Report the count of lines containing the word "this" in the entries below, and nothing more.
------
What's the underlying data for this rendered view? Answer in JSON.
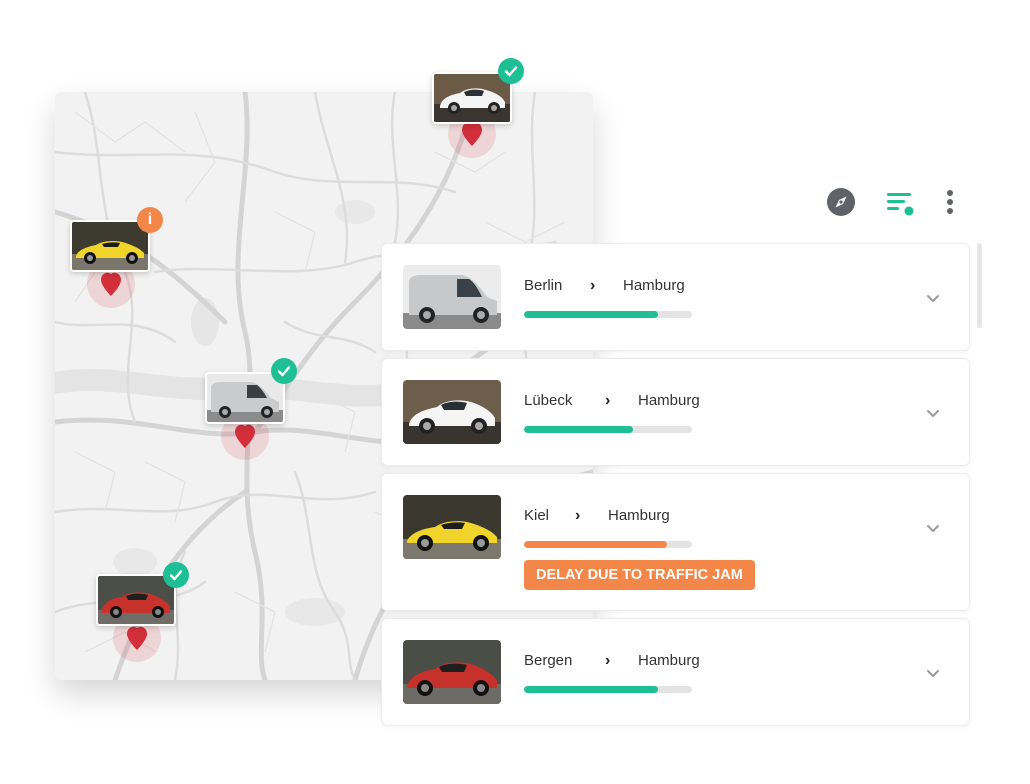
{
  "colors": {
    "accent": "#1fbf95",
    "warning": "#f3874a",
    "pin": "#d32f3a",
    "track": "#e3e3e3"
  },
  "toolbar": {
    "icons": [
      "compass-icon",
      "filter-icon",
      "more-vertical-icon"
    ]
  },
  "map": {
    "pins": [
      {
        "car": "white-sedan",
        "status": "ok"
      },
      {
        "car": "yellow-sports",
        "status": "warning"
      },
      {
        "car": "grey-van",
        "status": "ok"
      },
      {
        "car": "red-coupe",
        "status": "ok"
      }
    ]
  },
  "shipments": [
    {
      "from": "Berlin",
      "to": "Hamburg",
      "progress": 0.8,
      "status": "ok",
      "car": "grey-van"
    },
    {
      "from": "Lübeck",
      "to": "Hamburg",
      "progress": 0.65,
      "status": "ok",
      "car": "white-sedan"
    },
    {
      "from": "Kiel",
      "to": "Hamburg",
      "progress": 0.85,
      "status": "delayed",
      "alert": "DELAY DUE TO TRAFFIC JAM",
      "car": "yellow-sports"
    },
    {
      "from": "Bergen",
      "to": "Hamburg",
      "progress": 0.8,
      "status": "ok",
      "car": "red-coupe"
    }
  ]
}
------
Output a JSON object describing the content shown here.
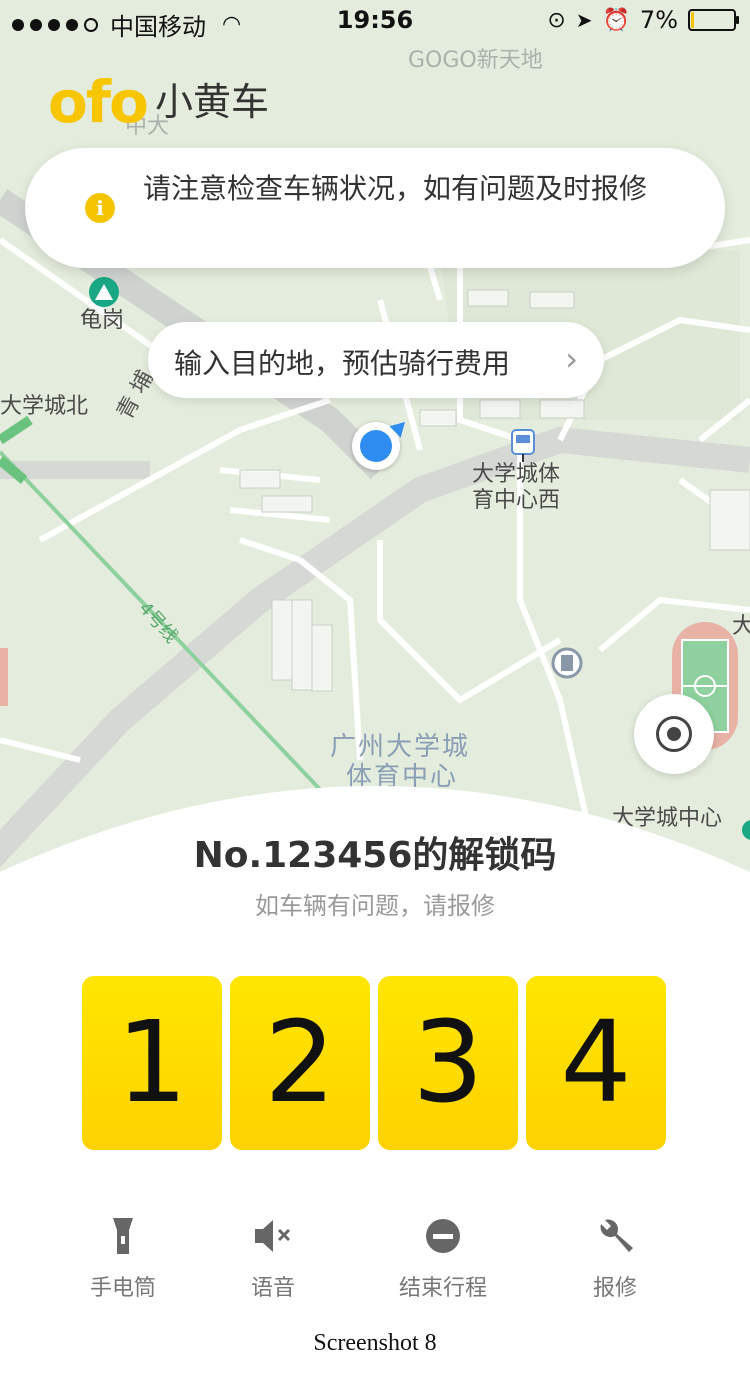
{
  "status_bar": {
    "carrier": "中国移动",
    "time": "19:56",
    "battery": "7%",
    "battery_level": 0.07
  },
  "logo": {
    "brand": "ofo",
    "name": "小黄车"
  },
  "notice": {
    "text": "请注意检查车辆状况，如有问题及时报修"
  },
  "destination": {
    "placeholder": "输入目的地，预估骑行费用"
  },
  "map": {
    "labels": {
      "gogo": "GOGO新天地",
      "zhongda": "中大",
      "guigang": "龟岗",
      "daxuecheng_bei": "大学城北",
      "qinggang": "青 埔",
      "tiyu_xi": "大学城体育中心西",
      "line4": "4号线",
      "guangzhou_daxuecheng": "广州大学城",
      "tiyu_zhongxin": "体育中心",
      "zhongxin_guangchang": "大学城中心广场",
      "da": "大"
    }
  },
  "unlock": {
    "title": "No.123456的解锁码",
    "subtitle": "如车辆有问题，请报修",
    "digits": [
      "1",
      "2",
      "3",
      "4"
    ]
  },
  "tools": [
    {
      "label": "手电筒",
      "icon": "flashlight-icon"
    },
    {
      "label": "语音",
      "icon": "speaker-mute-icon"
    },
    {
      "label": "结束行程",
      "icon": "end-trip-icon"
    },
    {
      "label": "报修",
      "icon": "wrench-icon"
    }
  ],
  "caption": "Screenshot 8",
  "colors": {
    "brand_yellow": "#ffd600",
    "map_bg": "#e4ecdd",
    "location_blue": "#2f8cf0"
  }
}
------
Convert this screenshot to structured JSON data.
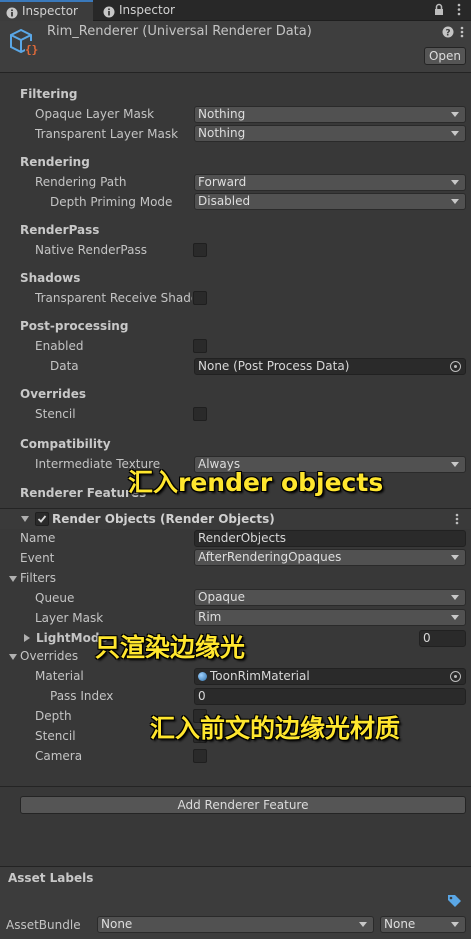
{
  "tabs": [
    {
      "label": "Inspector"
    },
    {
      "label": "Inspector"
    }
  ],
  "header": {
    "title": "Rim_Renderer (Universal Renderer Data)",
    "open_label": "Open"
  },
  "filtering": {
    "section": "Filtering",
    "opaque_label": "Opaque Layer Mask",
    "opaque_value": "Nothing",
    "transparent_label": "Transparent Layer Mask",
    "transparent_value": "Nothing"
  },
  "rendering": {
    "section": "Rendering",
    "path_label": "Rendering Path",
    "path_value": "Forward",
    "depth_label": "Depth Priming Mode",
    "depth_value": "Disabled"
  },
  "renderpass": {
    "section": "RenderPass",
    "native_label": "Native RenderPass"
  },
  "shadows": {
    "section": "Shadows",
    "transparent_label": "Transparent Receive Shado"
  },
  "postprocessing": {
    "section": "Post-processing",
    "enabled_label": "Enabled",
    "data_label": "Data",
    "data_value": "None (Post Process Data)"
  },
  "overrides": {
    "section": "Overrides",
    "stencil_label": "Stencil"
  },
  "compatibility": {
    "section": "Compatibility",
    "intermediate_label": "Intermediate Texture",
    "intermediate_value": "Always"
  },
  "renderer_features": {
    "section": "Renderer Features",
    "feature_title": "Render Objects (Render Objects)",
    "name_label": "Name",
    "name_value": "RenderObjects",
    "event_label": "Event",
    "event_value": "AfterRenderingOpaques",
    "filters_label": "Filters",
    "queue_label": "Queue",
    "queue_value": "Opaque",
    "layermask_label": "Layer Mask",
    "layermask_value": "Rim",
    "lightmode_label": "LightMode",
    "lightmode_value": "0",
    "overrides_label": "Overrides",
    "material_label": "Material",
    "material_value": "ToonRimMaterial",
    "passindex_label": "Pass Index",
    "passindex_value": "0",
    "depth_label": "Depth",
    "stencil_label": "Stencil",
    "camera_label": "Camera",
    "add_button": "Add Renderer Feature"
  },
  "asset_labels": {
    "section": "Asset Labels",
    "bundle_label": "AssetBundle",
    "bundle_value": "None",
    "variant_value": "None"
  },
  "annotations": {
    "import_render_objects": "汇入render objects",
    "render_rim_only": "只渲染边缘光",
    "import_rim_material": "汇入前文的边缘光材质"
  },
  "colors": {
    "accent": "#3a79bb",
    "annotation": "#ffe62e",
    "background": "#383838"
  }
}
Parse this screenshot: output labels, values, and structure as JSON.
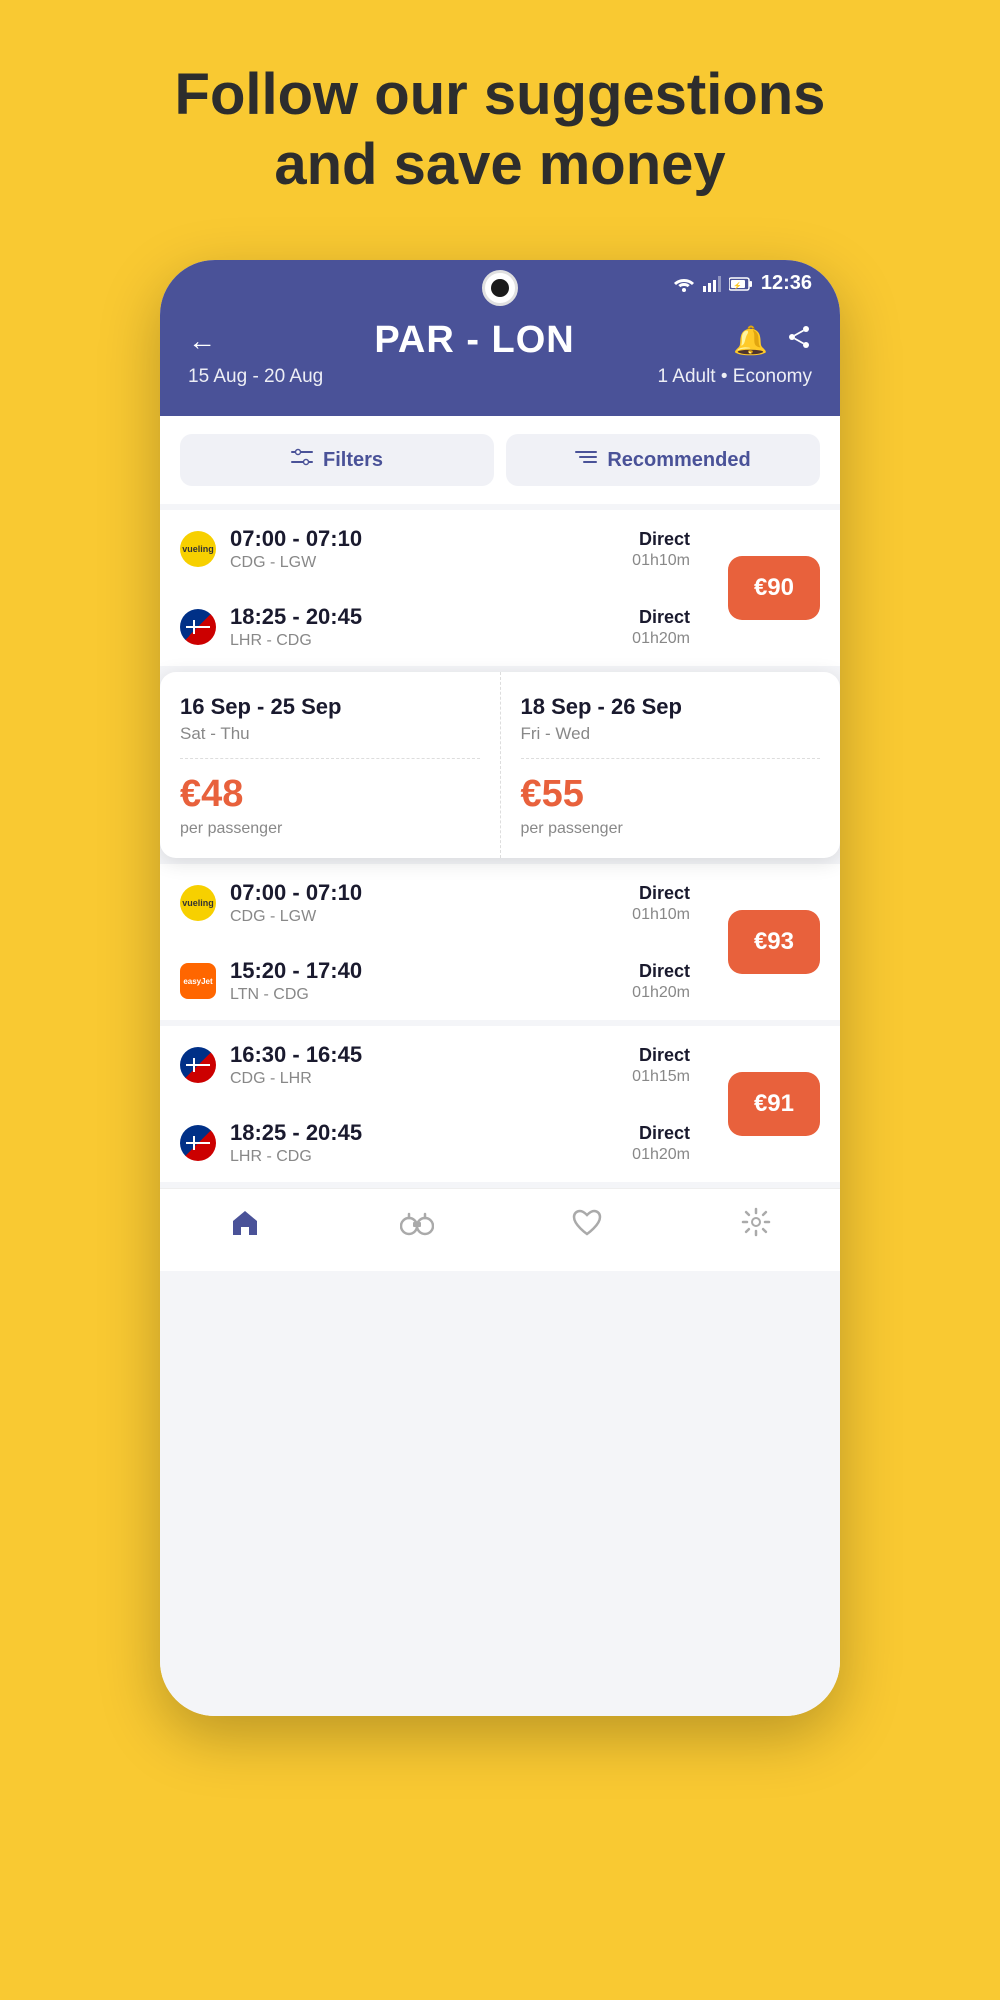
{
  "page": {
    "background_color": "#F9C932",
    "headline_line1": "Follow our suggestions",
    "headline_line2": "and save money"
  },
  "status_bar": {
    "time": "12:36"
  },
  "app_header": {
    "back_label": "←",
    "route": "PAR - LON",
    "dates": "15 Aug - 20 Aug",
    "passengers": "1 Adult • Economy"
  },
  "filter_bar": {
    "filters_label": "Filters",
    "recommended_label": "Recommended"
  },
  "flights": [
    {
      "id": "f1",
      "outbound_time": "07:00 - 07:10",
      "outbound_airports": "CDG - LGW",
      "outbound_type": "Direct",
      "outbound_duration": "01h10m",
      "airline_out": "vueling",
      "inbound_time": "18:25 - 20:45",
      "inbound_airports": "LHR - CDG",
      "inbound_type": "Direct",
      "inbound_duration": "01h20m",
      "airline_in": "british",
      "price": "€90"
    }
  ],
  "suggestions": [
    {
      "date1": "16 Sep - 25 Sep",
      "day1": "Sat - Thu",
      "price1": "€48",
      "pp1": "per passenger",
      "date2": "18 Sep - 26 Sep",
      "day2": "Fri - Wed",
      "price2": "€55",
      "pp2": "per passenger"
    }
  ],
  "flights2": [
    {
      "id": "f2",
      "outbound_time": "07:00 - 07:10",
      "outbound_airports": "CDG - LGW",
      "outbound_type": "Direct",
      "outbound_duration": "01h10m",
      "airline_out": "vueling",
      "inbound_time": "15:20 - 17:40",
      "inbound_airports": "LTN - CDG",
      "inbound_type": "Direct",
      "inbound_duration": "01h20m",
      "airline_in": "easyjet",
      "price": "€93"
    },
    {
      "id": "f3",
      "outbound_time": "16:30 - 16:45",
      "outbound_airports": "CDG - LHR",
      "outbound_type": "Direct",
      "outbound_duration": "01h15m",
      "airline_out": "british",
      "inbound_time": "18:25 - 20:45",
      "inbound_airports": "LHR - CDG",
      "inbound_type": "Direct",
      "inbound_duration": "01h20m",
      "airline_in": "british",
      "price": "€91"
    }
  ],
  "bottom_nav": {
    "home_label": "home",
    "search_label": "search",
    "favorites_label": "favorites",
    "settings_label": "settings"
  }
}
------
EXERCISE RESULT → 3